▸ AIM OF THE EXERCISE:
Give only the number of lines in these records that contain the word "городского".

▸ RAW RECORDS:
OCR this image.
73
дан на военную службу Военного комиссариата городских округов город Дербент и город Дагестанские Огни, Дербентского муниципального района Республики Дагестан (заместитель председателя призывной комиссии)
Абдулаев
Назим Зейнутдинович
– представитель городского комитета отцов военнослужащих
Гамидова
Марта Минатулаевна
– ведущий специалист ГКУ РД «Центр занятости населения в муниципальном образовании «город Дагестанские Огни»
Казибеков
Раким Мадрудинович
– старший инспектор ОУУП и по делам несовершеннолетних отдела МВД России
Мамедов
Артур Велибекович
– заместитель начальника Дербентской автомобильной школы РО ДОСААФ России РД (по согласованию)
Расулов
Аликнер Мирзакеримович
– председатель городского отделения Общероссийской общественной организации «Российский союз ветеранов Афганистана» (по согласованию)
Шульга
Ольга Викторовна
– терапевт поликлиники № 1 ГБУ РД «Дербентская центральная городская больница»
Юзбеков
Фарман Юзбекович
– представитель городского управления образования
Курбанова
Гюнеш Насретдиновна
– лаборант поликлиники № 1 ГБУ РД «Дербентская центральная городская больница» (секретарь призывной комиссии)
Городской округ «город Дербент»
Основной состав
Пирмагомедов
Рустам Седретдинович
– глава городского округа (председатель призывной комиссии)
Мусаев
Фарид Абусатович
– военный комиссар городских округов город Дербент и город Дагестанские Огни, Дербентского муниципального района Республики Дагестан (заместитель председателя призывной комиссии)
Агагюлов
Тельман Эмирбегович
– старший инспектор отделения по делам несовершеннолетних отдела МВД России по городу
==
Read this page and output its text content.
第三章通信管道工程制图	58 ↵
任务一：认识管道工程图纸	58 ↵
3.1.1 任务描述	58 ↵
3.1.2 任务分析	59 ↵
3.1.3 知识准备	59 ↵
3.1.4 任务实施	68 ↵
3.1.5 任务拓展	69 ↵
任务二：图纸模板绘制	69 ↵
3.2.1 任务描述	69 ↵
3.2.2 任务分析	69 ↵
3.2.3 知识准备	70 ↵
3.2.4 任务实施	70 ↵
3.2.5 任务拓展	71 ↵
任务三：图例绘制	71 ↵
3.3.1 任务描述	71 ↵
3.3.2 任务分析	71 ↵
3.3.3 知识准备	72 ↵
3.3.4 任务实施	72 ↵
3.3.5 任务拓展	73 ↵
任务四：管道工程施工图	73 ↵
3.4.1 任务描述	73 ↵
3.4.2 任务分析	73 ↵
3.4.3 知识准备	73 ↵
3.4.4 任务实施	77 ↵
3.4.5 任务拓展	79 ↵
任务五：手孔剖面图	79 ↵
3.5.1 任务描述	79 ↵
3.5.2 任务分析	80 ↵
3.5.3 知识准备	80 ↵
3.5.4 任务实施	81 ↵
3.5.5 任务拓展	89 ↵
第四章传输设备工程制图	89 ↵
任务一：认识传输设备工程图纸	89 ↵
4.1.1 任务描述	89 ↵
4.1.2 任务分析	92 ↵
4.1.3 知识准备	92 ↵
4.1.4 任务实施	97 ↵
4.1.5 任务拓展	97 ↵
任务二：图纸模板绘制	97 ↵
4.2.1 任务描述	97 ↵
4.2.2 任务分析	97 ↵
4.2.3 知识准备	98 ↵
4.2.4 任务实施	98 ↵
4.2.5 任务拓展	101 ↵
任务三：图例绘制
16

▸ RESPONSE TO THIS EXERCISE:
4